Itens de uma coleta de dados =>
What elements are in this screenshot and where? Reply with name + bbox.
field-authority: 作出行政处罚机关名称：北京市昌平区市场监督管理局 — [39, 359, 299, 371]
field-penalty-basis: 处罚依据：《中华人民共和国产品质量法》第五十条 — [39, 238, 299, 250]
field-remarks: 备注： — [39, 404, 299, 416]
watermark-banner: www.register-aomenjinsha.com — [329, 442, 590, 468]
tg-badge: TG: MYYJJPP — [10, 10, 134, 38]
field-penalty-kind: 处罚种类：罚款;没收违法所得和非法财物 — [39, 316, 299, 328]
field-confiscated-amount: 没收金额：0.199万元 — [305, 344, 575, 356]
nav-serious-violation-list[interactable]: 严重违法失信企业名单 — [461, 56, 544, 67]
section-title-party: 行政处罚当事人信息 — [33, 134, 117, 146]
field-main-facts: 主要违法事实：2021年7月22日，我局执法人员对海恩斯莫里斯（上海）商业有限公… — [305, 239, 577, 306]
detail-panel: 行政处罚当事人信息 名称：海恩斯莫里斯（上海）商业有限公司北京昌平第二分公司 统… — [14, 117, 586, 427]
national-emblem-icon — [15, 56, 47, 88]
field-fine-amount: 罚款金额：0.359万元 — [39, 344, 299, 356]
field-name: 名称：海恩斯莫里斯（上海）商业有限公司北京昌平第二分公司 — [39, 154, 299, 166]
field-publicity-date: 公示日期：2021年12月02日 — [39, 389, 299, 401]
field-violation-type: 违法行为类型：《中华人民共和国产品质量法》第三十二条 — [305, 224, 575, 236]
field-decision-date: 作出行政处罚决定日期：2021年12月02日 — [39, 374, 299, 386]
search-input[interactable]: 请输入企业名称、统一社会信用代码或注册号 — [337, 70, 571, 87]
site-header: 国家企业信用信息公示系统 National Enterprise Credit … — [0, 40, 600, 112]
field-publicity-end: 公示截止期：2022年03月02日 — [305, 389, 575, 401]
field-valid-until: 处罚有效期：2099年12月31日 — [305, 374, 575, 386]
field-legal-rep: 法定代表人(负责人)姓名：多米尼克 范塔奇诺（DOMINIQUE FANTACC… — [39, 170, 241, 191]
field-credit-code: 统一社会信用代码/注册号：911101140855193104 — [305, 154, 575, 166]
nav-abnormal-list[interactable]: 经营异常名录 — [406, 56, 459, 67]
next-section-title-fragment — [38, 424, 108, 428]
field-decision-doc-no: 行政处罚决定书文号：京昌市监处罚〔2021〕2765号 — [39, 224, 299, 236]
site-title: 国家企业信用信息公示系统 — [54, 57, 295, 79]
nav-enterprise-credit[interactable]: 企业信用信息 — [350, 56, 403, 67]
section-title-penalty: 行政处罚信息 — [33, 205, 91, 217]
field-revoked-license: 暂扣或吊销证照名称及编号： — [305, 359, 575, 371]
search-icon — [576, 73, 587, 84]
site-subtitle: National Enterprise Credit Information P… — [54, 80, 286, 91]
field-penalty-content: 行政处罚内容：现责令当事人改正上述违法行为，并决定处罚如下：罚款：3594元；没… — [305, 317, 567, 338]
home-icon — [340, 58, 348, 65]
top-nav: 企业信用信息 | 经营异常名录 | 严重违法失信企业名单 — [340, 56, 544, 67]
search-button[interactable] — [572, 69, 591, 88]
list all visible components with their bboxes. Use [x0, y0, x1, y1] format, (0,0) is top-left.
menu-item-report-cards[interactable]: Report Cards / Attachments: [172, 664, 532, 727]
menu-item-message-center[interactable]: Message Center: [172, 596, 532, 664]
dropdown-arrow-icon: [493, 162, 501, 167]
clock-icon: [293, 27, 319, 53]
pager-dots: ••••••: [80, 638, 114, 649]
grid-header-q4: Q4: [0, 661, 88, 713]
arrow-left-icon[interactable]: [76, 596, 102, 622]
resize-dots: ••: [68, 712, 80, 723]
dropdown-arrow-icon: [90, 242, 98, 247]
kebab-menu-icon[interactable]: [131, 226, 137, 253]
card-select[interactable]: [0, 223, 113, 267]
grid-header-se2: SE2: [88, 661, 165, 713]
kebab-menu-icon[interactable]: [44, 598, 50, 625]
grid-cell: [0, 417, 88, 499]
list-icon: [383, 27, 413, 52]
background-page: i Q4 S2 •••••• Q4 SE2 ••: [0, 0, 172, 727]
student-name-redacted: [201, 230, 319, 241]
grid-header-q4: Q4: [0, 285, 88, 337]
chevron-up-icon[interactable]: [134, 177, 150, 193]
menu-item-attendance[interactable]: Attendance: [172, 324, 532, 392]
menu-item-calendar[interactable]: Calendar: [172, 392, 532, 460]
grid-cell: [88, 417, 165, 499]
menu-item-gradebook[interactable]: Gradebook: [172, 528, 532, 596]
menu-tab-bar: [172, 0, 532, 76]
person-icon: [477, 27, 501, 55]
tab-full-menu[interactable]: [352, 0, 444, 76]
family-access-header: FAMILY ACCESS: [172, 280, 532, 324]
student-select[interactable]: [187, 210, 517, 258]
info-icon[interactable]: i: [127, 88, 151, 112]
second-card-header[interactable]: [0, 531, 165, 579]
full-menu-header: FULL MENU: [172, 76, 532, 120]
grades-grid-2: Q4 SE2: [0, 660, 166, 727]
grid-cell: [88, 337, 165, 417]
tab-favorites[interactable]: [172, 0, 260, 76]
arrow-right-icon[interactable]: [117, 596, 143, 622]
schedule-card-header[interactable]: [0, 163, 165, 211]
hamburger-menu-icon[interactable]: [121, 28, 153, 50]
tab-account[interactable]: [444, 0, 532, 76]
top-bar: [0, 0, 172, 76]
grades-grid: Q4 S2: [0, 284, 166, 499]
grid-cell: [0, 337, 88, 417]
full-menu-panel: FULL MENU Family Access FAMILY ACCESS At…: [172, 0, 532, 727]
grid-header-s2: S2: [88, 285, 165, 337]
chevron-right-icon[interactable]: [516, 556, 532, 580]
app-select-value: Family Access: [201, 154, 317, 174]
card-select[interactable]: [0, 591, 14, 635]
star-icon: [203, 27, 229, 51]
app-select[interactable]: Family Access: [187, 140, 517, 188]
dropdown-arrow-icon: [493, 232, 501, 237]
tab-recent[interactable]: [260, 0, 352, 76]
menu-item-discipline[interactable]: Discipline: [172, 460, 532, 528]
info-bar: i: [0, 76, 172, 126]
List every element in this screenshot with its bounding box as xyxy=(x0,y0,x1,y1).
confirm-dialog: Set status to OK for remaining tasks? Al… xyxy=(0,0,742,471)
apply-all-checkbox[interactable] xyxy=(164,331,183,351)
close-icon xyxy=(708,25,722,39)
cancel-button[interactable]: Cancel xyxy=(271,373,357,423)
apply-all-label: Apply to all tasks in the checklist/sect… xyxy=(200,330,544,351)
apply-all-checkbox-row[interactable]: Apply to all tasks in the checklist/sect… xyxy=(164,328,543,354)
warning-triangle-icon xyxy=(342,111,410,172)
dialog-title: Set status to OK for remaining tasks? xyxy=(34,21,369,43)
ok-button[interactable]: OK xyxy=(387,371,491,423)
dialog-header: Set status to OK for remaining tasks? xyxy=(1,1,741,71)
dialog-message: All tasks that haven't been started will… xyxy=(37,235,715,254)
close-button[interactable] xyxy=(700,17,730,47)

O que fazer =>
Extraia dos itens acima todas as linhas que contêm a palavra "site". Diferencie maiúsculas de minúsculas.

Resultado da tarefa =>
site-header: 国家企业信用信息公示系统 National Enterprise Credit … — [0, 40, 600, 112]
site-title: 国家企业信用信息公示系统 — [54, 57, 295, 79]
site-subtitle: National Enterprise Credit Information P… — [54, 80, 286, 91]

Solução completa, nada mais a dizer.